* start EXERCISE INPUT *

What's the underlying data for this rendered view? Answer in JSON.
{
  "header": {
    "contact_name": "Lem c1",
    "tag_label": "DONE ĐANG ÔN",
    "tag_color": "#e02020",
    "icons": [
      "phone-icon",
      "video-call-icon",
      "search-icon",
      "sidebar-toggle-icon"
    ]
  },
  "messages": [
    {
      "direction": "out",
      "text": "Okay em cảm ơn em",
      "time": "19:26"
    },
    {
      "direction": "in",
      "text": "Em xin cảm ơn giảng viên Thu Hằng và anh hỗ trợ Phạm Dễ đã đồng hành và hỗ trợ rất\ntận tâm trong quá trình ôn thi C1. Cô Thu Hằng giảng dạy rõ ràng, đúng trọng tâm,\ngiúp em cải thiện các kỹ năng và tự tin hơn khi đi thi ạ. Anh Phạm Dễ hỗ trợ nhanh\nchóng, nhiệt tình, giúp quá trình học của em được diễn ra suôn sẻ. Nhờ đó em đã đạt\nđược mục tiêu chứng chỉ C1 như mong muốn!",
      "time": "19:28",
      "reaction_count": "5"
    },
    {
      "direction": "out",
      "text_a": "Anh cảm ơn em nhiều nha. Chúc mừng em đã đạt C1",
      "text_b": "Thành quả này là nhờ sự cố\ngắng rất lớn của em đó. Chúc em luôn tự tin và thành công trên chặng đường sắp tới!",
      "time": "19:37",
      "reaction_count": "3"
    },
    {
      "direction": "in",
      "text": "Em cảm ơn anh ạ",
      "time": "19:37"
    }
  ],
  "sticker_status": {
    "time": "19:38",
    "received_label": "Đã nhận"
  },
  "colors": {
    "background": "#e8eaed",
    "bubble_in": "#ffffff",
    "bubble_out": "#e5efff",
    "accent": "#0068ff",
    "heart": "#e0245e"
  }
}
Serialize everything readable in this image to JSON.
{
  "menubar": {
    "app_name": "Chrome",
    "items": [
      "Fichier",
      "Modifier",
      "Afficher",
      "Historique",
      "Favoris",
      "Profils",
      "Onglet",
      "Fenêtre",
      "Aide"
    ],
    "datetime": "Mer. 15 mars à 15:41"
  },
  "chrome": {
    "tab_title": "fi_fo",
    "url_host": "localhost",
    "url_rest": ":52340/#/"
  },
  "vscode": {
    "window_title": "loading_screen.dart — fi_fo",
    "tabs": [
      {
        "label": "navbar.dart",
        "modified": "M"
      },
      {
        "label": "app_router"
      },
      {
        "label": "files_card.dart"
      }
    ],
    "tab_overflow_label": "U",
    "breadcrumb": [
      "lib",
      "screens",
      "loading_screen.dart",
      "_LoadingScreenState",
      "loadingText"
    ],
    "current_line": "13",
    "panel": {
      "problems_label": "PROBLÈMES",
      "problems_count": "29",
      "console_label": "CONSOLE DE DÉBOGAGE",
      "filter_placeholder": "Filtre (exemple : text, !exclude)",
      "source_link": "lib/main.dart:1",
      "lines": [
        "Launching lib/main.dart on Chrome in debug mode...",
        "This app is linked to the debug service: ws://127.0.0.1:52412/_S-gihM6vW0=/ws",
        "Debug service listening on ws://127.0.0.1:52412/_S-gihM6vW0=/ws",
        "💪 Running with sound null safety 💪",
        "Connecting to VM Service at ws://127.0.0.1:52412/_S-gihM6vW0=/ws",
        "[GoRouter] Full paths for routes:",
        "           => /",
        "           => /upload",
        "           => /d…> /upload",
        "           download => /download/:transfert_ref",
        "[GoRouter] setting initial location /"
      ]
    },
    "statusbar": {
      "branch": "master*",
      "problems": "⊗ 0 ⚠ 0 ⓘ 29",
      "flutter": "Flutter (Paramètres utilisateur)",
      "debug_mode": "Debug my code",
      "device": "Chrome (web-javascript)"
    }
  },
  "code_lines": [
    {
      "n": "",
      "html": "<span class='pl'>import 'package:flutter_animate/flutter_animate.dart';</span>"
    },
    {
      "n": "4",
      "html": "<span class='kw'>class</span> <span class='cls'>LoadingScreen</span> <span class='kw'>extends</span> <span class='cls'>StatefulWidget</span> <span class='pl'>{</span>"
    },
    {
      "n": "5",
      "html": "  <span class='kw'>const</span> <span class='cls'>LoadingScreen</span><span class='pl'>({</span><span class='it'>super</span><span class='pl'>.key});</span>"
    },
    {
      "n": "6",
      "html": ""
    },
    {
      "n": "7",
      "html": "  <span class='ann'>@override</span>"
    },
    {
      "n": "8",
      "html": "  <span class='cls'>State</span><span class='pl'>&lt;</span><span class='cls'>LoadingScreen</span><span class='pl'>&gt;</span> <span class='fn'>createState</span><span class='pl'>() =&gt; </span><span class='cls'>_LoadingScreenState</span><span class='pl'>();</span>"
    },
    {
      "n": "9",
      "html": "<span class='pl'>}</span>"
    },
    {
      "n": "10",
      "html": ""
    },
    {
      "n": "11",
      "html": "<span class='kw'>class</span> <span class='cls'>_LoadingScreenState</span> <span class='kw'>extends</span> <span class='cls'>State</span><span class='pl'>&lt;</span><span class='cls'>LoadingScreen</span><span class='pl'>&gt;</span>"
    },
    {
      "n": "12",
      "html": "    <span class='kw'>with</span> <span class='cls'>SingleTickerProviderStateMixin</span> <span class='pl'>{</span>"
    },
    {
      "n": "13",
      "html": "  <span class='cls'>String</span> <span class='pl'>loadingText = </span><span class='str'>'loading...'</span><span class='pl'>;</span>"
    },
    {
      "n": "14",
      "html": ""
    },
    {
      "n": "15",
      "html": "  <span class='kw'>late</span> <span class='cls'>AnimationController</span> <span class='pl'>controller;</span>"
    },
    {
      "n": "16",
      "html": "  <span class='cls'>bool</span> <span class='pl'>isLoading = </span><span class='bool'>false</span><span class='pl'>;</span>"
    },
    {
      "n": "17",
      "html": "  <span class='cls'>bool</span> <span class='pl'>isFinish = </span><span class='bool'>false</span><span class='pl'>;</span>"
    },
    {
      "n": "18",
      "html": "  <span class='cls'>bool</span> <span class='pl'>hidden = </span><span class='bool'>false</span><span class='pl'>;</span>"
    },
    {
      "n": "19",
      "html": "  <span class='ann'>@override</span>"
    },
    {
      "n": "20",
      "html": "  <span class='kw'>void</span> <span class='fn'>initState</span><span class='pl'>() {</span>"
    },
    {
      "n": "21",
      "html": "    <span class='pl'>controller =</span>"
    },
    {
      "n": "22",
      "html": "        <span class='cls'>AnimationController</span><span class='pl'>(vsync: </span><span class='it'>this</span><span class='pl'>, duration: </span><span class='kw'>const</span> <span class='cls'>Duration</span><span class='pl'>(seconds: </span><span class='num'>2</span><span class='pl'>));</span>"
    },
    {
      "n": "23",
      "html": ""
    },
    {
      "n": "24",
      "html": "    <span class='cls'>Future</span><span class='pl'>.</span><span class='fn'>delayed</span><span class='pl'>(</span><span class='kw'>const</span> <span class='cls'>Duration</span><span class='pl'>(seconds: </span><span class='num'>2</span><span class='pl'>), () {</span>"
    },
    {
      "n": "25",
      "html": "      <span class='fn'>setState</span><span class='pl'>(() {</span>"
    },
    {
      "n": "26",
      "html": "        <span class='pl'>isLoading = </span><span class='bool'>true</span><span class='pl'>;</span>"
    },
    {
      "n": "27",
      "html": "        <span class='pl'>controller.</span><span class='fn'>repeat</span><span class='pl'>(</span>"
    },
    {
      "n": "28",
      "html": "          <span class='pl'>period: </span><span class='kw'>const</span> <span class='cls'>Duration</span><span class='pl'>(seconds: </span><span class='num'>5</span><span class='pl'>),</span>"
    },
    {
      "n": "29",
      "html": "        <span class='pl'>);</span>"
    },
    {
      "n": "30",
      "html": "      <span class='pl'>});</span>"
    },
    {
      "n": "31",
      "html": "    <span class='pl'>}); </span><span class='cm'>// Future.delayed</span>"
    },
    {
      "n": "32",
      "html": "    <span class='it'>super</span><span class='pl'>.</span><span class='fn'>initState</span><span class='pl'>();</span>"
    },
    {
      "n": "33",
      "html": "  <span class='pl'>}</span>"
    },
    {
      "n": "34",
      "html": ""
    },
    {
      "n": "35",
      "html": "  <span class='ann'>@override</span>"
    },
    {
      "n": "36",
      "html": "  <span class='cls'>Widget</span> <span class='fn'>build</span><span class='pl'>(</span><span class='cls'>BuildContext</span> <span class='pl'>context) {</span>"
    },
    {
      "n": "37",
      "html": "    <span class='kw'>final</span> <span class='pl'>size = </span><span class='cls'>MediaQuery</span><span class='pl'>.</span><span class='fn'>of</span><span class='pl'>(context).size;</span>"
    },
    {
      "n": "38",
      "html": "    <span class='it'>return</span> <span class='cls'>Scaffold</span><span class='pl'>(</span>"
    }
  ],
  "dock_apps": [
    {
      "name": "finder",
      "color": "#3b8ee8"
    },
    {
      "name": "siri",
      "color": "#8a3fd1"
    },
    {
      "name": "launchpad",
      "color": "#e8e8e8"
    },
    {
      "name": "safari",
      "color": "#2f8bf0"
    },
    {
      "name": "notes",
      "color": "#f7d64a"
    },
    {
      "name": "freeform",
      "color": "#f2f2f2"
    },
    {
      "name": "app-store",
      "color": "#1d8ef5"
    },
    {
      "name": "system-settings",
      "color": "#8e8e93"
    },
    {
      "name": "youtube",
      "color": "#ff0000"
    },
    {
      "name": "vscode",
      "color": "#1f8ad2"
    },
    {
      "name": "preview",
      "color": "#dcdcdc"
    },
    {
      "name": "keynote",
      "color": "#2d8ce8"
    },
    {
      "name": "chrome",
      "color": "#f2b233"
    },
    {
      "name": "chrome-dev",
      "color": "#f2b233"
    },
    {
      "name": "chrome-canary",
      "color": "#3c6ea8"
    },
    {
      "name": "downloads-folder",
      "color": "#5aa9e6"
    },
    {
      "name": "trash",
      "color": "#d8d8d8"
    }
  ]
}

* end EXERCISE INPUT *

[WORK INSTRUCTIONS]: Search the listing for the word "JSON". Copy every line in which it occurs.

[RESPONSE TO THIS EXERCISE]:
What's the underlying data for this rendered view? Answer in JSON.
Serialize everything readable in this image to JSON.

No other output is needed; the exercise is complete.